start RECORDS TO USE
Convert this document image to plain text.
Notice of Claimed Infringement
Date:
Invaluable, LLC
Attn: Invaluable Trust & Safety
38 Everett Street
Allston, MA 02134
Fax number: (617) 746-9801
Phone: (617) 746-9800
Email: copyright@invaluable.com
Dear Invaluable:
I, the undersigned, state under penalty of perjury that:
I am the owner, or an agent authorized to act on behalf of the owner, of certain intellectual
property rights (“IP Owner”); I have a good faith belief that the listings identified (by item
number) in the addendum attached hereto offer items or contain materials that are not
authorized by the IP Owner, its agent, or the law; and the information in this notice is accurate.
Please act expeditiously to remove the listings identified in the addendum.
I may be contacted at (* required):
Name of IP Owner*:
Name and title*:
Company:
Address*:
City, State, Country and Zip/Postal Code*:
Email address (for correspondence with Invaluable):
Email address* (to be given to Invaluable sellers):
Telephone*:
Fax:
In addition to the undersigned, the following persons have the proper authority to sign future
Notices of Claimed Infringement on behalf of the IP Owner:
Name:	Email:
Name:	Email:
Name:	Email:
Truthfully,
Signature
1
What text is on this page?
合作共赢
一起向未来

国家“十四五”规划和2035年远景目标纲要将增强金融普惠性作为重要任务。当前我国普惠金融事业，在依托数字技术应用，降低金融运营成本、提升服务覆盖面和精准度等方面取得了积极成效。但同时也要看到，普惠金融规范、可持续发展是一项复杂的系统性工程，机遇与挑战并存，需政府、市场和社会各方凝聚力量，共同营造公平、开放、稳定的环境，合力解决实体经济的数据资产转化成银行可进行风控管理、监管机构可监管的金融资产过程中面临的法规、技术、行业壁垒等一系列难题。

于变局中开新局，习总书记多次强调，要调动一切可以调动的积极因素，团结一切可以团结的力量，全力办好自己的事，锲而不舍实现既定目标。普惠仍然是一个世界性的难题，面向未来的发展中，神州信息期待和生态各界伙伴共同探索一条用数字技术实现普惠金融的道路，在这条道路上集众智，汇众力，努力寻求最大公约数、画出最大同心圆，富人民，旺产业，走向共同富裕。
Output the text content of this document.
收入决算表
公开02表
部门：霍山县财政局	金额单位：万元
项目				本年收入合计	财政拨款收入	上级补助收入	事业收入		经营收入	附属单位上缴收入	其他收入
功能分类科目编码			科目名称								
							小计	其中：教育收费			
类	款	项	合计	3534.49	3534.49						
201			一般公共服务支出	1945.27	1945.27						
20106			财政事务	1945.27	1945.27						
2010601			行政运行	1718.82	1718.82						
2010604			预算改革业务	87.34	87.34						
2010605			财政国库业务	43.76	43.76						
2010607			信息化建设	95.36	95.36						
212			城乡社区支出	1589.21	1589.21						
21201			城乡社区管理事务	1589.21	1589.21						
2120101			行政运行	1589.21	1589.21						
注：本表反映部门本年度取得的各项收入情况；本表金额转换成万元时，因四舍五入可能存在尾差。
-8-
end RECORDS TO USE
_GIVEN TASK_: Read the entries above, then pull out the lines that include "listings".

_WORKED ANSWER_:
property rights (“IP Owner”); I have a good faith belief that the listings identified (by item
Please act expeditiously to remove the listings identified in the addendum.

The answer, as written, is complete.